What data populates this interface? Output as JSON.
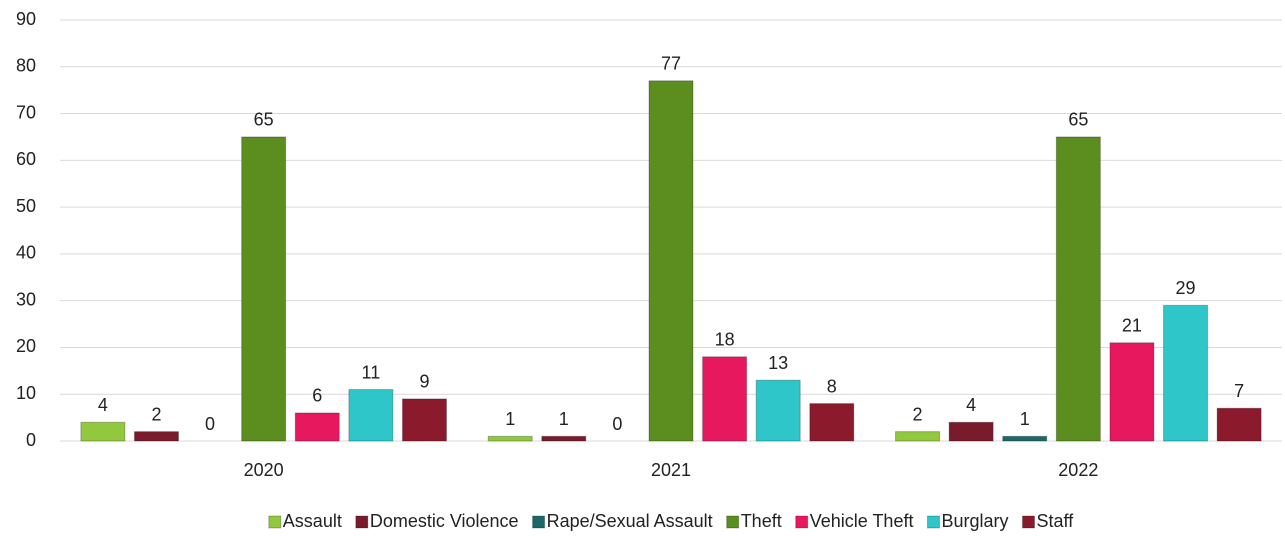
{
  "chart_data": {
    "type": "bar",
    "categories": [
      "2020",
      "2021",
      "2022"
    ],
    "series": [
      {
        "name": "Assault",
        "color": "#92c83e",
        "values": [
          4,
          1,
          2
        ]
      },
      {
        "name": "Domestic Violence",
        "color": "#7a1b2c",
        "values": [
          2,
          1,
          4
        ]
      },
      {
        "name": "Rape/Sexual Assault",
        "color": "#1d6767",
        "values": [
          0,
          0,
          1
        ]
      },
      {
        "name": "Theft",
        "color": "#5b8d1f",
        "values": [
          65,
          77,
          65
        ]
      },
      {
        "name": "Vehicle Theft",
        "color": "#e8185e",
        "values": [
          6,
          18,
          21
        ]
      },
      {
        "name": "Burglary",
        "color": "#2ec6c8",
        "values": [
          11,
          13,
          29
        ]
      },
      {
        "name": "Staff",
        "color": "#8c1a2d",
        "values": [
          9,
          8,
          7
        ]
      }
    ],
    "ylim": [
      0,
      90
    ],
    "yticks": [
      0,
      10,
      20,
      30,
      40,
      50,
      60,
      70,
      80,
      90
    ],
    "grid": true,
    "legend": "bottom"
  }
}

**********

PROBLEM STATEMENT
In your copy, repeat each record exactly and include no pictures.

PROBLEM SOLUTION
What data populates this interface? Output as JSON.
{
  "chart_data": {
    "type": "bar",
    "categories": [
      "2020",
      "2021",
      "2022"
    ],
    "series": [
      {
        "name": "Assault",
        "color": "#92c83e",
        "values": [
          4,
          1,
          2
        ]
      },
      {
        "name": "Domestic Violence",
        "color": "#7a1b2c",
        "values": [
          2,
          1,
          4
        ]
      },
      {
        "name": "Rape/Sexual Assault",
        "color": "#1d6767",
        "values": [
          0,
          0,
          1
        ]
      },
      {
        "name": "Theft",
        "color": "#5b8d1f",
        "values": [
          65,
          77,
          65
        ]
      },
      {
        "name": "Vehicle Theft",
        "color": "#e8185e",
        "values": [
          6,
          18,
          21
        ]
      },
      {
        "name": "Burglary",
        "color": "#2ec6c8",
        "values": [
          11,
          13,
          29
        ]
      },
      {
        "name": "Staff",
        "color": "#8c1a2d",
        "values": [
          9,
          8,
          7
        ]
      }
    ],
    "ylim": [
      0,
      90
    ],
    "yticks": [
      0,
      10,
      20,
      30,
      40,
      50,
      60,
      70,
      80,
      90
    ],
    "grid": true,
    "legend": "bottom"
  }
}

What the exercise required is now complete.